Quote the listing below in full and exactly as written, but omit every picture.

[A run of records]
## Start
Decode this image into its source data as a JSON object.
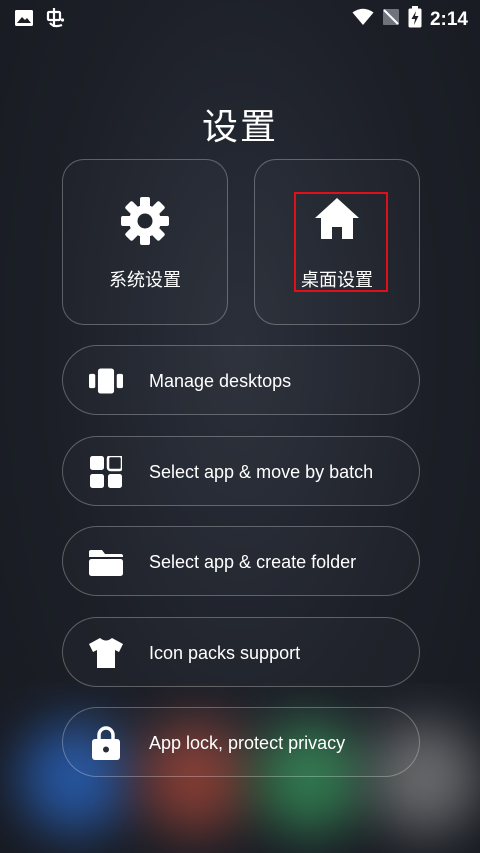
{
  "status_bar": {
    "left_icons": [
      "image-icon",
      "bug-app-icon"
    ],
    "right_icons": [
      "wifi-icon",
      "no-signal-icon",
      "battery-charging-icon"
    ],
    "time": "2:14"
  },
  "title": "设置",
  "cards": [
    {
      "label": "系统设置",
      "icon": "gear-icon"
    },
    {
      "label": "桌面设置",
      "icon": "home-icon",
      "highlighted": true
    }
  ],
  "options": [
    {
      "label": "Manage desktops",
      "icon": "desktops-icon"
    },
    {
      "label": "Select app & move by batch",
      "icon": "grid-apps-icon"
    },
    {
      "label": "Select app & create folder",
      "icon": "folder-icon"
    },
    {
      "label": "Icon packs support",
      "icon": "tshirt-icon"
    },
    {
      "label": "App lock, protect privacy",
      "icon": "lock-icon"
    }
  ],
  "colors": {
    "highlight": "#e0101a",
    "background": "#1c1f27"
  }
}
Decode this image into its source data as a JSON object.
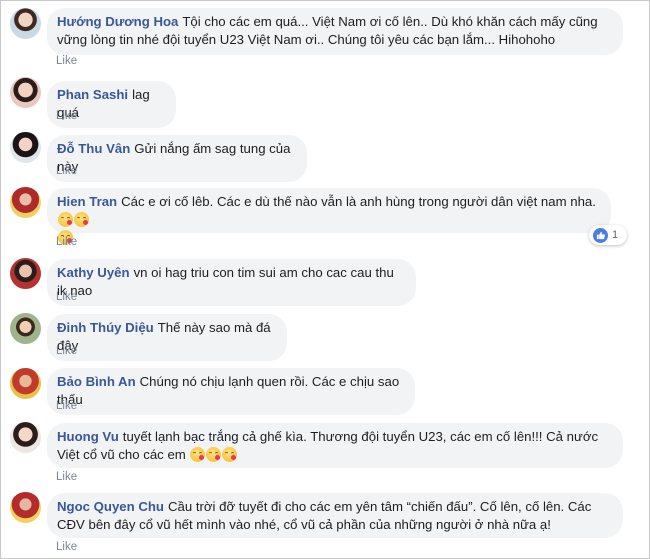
{
  "like_label": "Like",
  "comments": [
    {
      "name": "Hướng Dương Hoa",
      "text": "Tội cho các em quá... Việt Nam ơi cố lên.. Dù khó khăn cách mấy cũng vững lòng tin nhé đội tuyển U23 Việt Nam ơi.. Chúng tôi yêu các bạn lắm... Hihohoho",
      "emoji_count": 0
    },
    {
      "name": "Phan Sashi",
      "text": "lag quá",
      "emoji_count": 0
    },
    {
      "name": "Đỗ Thu Vân",
      "text": "Gửi nắng ấm sag tung của này",
      "emoji_count": 0
    },
    {
      "name": "Hien Tran",
      "text": "Các e ơi cố lêb. Các e dù thế nào vẫn là anh hùng trong người dân việt nam nha.",
      "emoji_count": 3,
      "reactions": "1"
    },
    {
      "name": "Kathy Uyên",
      "text": "vn oi hag triu con tim sui am cho cac cau thu ik nao",
      "emoji_count": 0
    },
    {
      "name": "Đinh Thúy Diệu",
      "text": "Thế này sao mà đá đây",
      "emoji_count": 0
    },
    {
      "name": "Bảo Bình An",
      "text": "Chúng nó chịu lạnh quen rồi. Các e chịu sao thấu",
      "emoji_count": 0
    },
    {
      "name": "Huong Vu",
      "text": "tuyết lạnh bạc trắng cả ghế kìa. Thương đội tuyển U23, các em cố lên!!! Cả nước Việt cổ vũ cho các em",
      "emoji_count": 3
    },
    {
      "name": "Ngoc Quyen Chu",
      "text": "Cầu trời đỡ tuyết đi cho các em yên tâm “chiến đấu”. Cố lên, cố lên. Các CĐV bên đây cổ vũ hết mình vào nhé, cổ vũ cả phần của những người ở nhà nữa ạ!",
      "emoji_count": 0
    }
  ],
  "colors": {
    "name": "#385898",
    "bubble": "#f2f3f5",
    "like": "#7a8594",
    "reaction": "#4a7de2"
  }
}
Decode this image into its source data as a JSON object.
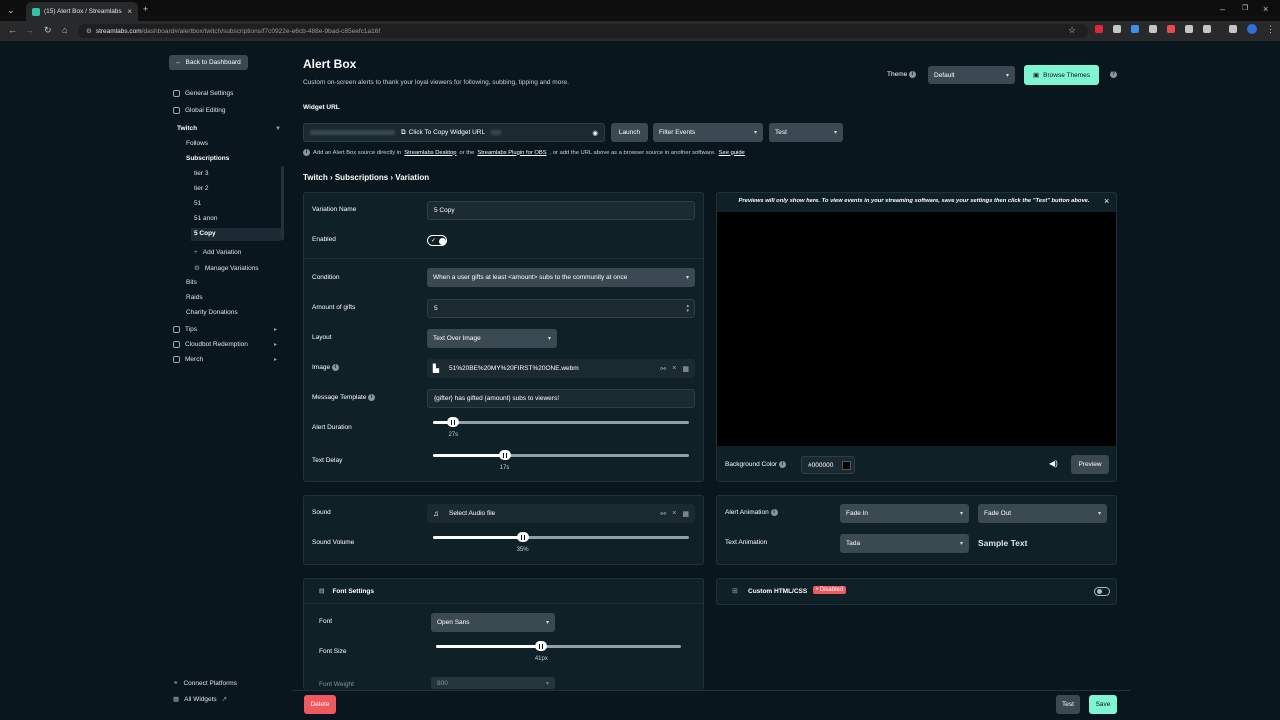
{
  "browser": {
    "tab_title": "(15) Alert Box / Streamlabs",
    "url_host": "streamlabs.com",
    "url_path": "/dashboard#/alertbox/twitch/subscriptions/f7c0922e-e6cb-488e-9bad-c85eefc1a16f"
  },
  "sidebar": {
    "back_label": "Back to Dashboard",
    "general_settings": "General Settings",
    "global_editing": "Global Editing",
    "twitch": "Twitch",
    "follows": "Follows",
    "subscriptions": "Subscriptions",
    "variations": [
      "tier 3",
      "tier 2",
      "51",
      "51 anon",
      "5 Copy"
    ],
    "add_variation": "Add Variation",
    "manage_variations": "Manage Variations",
    "bits": "Bits",
    "raids": "Raids",
    "charity_donations": "Charity Donations",
    "tips": "Tips",
    "cloudbot": "Cloudbot Redemption",
    "merch": "Merch",
    "connect_platforms": "Connect Platforms",
    "all_widgets": "All Widgets"
  },
  "header": {
    "title": "Alert Box",
    "subtitle": "Custom on-screen alerts to thank your loyal viewers for following, subbing, tipping and more.",
    "theme_label": "Theme",
    "theme_value": "Default",
    "browse_themes": "Browse Themes"
  },
  "widget_url": {
    "label": "Widget URL",
    "copy_label": "Click To Copy Widget URL",
    "launch": "Launch",
    "filter_events": "Filter Events",
    "test": "Test",
    "hint_a": "Add an Alert Box source directly in",
    "hint_link1": "Streamlabs Desktop",
    "hint_b": "or the",
    "hint_link2": "Streamlabs Plugin for OBS",
    "hint_c": ", or add the URL above as a browser source in another software.",
    "hint_link3": "See guide"
  },
  "breadcrumb": "Twitch › Subscriptions › Variation",
  "form": {
    "variation_name_label": "Variation Name",
    "variation_name_value": "5 Copy",
    "enabled_label": "Enabled",
    "condition_label": "Condition",
    "condition_value": "When a user gifts at least <amount> subs to the community at once",
    "amount_label": "Amount of gifts",
    "amount_value": "5",
    "layout_label": "Layout",
    "layout_value": "Text Over Image",
    "image_label": "Image",
    "image_value": "51%20BE%20MY%20FIRST%20ONE.webm",
    "message_label": "Message Template",
    "message_value": "{gifter} has gifted {amount} subs to viewers!",
    "alert_duration_label": "Alert Duration",
    "alert_duration_value": "27s",
    "alert_duration_fraction": 0.08,
    "text_delay_label": "Text Delay",
    "text_delay_value": "17s",
    "text_delay_fraction": 0.28
  },
  "sound": {
    "sound_label": "Sound",
    "sound_value": "Select Audio file",
    "volume_label": "Sound Volume",
    "volume_value": "35%",
    "volume_fraction": 0.35
  },
  "font": {
    "section_title": "Font Settings",
    "font_label": "Font",
    "font_value": "Open Sans",
    "size_label": "Font Size",
    "size_value": "41px",
    "size_fraction": 0.43,
    "weight_label": "Font Weight",
    "weight_value": "800"
  },
  "preview": {
    "notice": "Previews will only show here. To view events in your streaming software, save your settings then click the \"Test\" button above.",
    "bg_label": "Background Color",
    "bg_value": "#000000",
    "preview_btn": "Preview"
  },
  "animation": {
    "alert_label": "Alert Animation",
    "in_value": "Fade In",
    "out_value": "Fade Out",
    "text_label": "Text Animation",
    "text_value": "Tada",
    "sample_text": "Sample Text"
  },
  "custom": {
    "title": "Custom HTML/CSS",
    "badge": "• Disabled"
  },
  "footer": {
    "delete": "Delete",
    "test": "Test",
    "save": "Save"
  },
  "colors": {
    "background": "#09161d",
    "accent": "#80f5d2",
    "danger": "#f0595e"
  }
}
## End
FINISHED ANSWER.
Decode this image into its source data as a JSON object.
{
  "status_bar": {
    "left_icons": [
      "image-icon",
      "bug-app-icon"
    ],
    "right_icons": [
      "wifi-icon",
      "no-signal-icon",
      "battery-charging-icon"
    ],
    "time": "2:14"
  },
  "title": "设置",
  "cards": [
    {
      "label": "系统设置",
      "icon": "gear-icon"
    },
    {
      "label": "桌面设置",
      "icon": "home-icon",
      "highlighted": true
    }
  ],
  "options": [
    {
      "label": "Manage desktops",
      "icon": "desktops-icon"
    },
    {
      "label": "Select app & move by batch",
      "icon": "grid-apps-icon"
    },
    {
      "label": "Select app & create folder",
      "icon": "folder-icon"
    },
    {
      "label": "Icon packs support",
      "icon": "tshirt-icon"
    },
    {
      "label": "App lock, protect privacy",
      "icon": "lock-icon"
    }
  ],
  "colors": {
    "highlight": "#e0101a",
    "background": "#1c1f27"
  }
}
Decode this image into its source data as a JSON object.
{
  "like_label": "Like",
  "comments": [
    {
      "name": "Hướng Dương Hoa",
      "text": "Tội cho các em quá... Việt Nam ơi cố lên.. Dù khó khăn cách mấy cũng vững lòng tin nhé đội tuyển U23 Việt Nam ơi.. Chúng tôi yêu các bạn lắm... Hihohoho",
      "emoji_count": 0
    },
    {
      "name": "Phan Sashi",
      "text": "lag quá",
      "emoji_count": 0
    },
    {
      "name": "Đỗ Thu Vân",
      "text": "Gửi nắng ấm sag tung của này",
      "emoji_count": 0
    },
    {
      "name": "Hien Tran",
      "text": "Các e ơi cố lêb. Các e dù thế nào vẫn là anh hùng trong người dân việt nam nha.",
      "emoji_count": 3,
      "reactions": "1"
    },
    {
      "name": "Kathy Uyên",
      "text": "vn oi hag triu con tim sui am cho cac cau thu ik nao",
      "emoji_count": 0
    },
    {
      "name": "Đinh Thúy Diệu",
      "text": "Thế này sao mà đá đây",
      "emoji_count": 0
    },
    {
      "name": "Bảo Bình An",
      "text": "Chúng nó chịu lạnh quen rồi. Các e chịu sao thấu",
      "emoji_count": 0
    },
    {
      "name": "Huong Vu",
      "text": "tuyết lạnh bạc trắng cả ghế kìa. Thương đội tuyển U23, các em cố lên!!! Cả nước Việt cổ vũ cho các em",
      "emoji_count": 3
    },
    {
      "name": "Ngoc Quyen Chu",
      "text": "Cầu trời đỡ tuyết đi cho các em yên tâm “chiến đấu”. Cố lên, cố lên. Các CĐV bên đây cổ vũ hết mình vào nhé, cổ vũ cả phần của những người ở nhà nữa ạ!",
      "emoji_count": 0
    }
  ],
  "colors": {
    "name": "#385898",
    "bubble": "#f2f3f5",
    "like": "#7a8594",
    "reaction": "#4a7de2"
  }
}
Decode this image into its source data as a JSON object.
{
  "browser": {
    "tab_title": "(15) Alert Box / Streamlabs",
    "url_host": "streamlabs.com",
    "url_path": "/dashboard#/alertbox/twitch/subscriptions/f7c0922e-e6cb-488e-9bad-c85eefc1a16f"
  },
  "sidebar": {
    "back_label": "Back to Dashboard",
    "general_settings": "General Settings",
    "global_editing": "Global Editing",
    "twitch": "Twitch",
    "follows": "Follows",
    "subscriptions": "Subscriptions",
    "variations": [
      "tier 3",
      "tier 2",
      "51",
      "51 anon",
      "5 Copy"
    ],
    "add_variation": "Add Variation",
    "manage_variations": "Manage Variations",
    "bits": "Bits",
    "raids": "Raids",
    "charity_donations": "Charity Donations",
    "tips": "Tips",
    "cloudbot": "Cloudbot Redemption",
    "merch": "Merch",
    "connect_platforms": "Connect Platforms",
    "all_widgets": "All Widgets"
  },
  "header": {
    "title": "Alert Box",
    "subtitle": "Custom on-screen alerts to thank your loyal viewers for following, subbing, tipping and more.",
    "theme_label": "Theme",
    "theme_value": "Default",
    "browse_themes": "Browse Themes"
  },
  "widget_url": {
    "label": "Widget URL",
    "copy_label": "Click To Copy Widget URL",
    "launch": "Launch",
    "filter_events": "Filter Events",
    "test": "Test",
    "hint_a": "Add an Alert Box source directly in",
    "hint_link1": "Streamlabs Desktop",
    "hint_b": "or the",
    "hint_link2": "Streamlabs Plugin for OBS",
    "hint_c": ", or add the URL above as a browser source in another software.",
    "hint_link3": "See guide"
  },
  "breadcrumb": "Twitch › Subscriptions › Variation",
  "form": {
    "variation_name_label": "Variation Name",
    "variation_name_value": "5 Copy",
    "enabled_label": "Enabled",
    "condition_label": "Condition",
    "condition_value": "When a user gifts at least <amount> subs to the community at once",
    "amount_label": "Amount of gifts",
    "amount_value": "5",
    "layout_label": "Layout",
    "layout_value": "Text Over Image",
    "image_label": "Image",
    "image_value": "51%20BE%20MY%20FIRST%20ONE.webm",
    "message_label": "Message Template",
    "message_value": "{gifter} has gifted {amount} subs to viewers!",
    "alert_duration_label": "Alert Duration",
    "alert_duration_value": "27s",
    "alert_duration_fraction": 0.08,
    "text_delay_label": "Text Delay",
    "text_delay_value": "17s",
    "text_delay_fraction": 0.28
  },
  "sound": {
    "sound_label": "Sound",
    "sound_value": "Select Audio file",
    "volume_label": "Sound Volume",
    "volume_value": "35%",
    "volume_fraction": 0.35
  },
  "font": {
    "section_title": "Font Settings",
    "font_label": "Font",
    "font_value": "Open Sans",
    "size_label": "Font Size",
    "size_value": "41px",
    "size_fraction": 0.43,
    "weight_label": "Font Weight",
    "weight_value": "800"
  },
  "preview": {
    "notice": "Previews will only show here. To view events in your streaming software, save your settings then click the \"Test\" button above.",
    "bg_label": "Background Color",
    "bg_value": "#000000",
    "preview_btn": "Preview"
  },
  "animation": {
    "alert_label": "Alert Animation",
    "in_value": "Fade In",
    "out_value": "Fade Out",
    "text_label": "Text Animation",
    "text_value": "Tada",
    "sample_text": "Sample Text"
  },
  "custom": {
    "title": "Custom HTML/CSS",
    "badge": "• Disabled"
  },
  "footer": {
    "delete": "Delete",
    "test": "Test",
    "save": "Save"
  },
  "colors": {
    "background": "#09161d",
    "accent": "#80f5d2",
    "danger": "#f0595e"
  }
}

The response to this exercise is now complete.